= Exercise aim =
Quote every entry word for word.

■ ■ ■ ■ ■ ■ ■

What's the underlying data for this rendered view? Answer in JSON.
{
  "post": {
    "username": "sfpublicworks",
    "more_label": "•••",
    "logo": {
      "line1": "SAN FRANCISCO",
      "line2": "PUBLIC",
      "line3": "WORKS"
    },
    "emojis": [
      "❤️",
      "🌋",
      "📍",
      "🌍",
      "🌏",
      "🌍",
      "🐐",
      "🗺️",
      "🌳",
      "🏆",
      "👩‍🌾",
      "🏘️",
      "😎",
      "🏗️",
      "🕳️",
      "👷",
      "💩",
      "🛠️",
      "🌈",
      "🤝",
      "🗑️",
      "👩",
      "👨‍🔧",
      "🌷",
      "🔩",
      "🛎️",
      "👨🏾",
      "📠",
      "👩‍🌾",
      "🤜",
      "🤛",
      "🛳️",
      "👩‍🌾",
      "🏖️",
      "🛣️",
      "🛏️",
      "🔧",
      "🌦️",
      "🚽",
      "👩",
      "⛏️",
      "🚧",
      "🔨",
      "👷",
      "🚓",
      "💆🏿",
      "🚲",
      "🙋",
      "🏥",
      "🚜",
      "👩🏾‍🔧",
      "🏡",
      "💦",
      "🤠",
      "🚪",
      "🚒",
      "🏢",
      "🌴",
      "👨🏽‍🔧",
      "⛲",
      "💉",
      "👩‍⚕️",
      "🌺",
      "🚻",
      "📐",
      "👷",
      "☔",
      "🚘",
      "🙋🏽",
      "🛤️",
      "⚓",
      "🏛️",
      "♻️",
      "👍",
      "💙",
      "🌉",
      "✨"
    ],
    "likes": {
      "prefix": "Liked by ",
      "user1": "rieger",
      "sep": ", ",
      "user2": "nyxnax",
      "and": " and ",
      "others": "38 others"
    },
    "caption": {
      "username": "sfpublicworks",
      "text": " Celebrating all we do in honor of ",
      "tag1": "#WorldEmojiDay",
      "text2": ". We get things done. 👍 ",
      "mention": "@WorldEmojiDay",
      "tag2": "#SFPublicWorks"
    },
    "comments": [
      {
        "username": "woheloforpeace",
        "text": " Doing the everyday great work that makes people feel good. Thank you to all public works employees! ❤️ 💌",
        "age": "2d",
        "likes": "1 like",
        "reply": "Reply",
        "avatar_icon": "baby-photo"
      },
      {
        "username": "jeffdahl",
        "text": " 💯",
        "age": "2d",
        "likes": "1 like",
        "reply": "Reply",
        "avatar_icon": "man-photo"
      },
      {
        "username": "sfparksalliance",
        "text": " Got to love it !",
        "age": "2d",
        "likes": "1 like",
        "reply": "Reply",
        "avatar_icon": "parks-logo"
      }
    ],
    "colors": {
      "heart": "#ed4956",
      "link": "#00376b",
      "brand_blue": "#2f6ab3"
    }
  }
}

■ ■ ■ ■ ■ ■ ■

= Response below =
What's the underlying data for this rendered view? Answer in JSON.
{
  "post": {
    "username": "sfpublicworks",
    "more_label": "•••",
    "logo": {
      "line1": "SAN FRANCISCO",
      "line2": "PUBLIC",
      "line3": "WORKS"
    },
    "emojis": [
      "❤️",
      "🌋",
      "📍",
      "🌍",
      "🌏",
      "🌍",
      "🐐",
      "🗺️",
      "🌳",
      "🏆",
      "👩‍🌾",
      "🏘️",
      "😎",
      "🏗️",
      "🕳️",
      "👷",
      "💩",
      "🛠️",
      "🌈",
      "🤝",
      "🗑️",
      "👩",
      "👨‍🔧",
      "🌷",
      "🔩",
      "🛎️",
      "👨🏾",
      "📠",
      "👩‍🌾",
      "🤜",
      "🤛",
      "🛳️",
      "👩‍🌾",
      "🏖️",
      "🛣️",
      "🛏️",
      "🔧",
      "🌦️",
      "🚽",
      "👩",
      "⛏️",
      "🚧",
      "🔨",
      "👷",
      "🚓",
      "💆🏿",
      "🚲",
      "🙋",
      "🏥",
      "🚜",
      "👩🏾‍🔧",
      "🏡",
      "💦",
      "🤠",
      "🚪",
      "🚒",
      "🏢",
      "🌴",
      "👨🏽‍🔧",
      "⛲",
      "💉",
      "👩‍⚕️",
      "🌺",
      "🚻",
      "📐",
      "👷",
      "☔",
      "🚘",
      "🙋🏽",
      "🛤️",
      "⚓",
      "🏛️",
      "♻️",
      "👍",
      "💙",
      "🌉",
      "✨"
    ],
    "likes": {
      "prefix": "Liked by ",
      "user1": "rieger",
      "sep": ", ",
      "user2": "nyxnax",
      "and": " and ",
      "others": "38 others"
    },
    "caption": {
      "username": "sfpublicworks",
      "text": " Celebrating all we do in honor of ",
      "tag1": "#WorldEmojiDay",
      "text2": ". We get things done. 👍 ",
      "mention": "@WorldEmojiDay",
      "tag2": "#SFPublicWorks"
    },
    "comments": [
      {
        "username": "woheloforpeace",
        "text": " Doing the everyday great work that makes people feel good. Thank you to all public works employees! ❤️ 💌",
        "age": "2d",
        "likes": "1 like",
        "reply": "Reply",
        "avatar_icon": "baby-photo"
      },
      {
        "username": "jeffdahl",
        "text": " 💯",
        "age": "2d",
        "likes": "1 like",
        "reply": "Reply",
        "avatar_icon": "man-photo"
      },
      {
        "username": "sfparksalliance",
        "text": " Got to love it !",
        "age": "2d",
        "likes": "1 like",
        "reply": "Reply",
        "avatar_icon": "parks-logo"
      }
    ],
    "colors": {
      "heart": "#ed4956",
      "link": "#00376b",
      "brand_blue": "#2f6ab3"
    }
  }
}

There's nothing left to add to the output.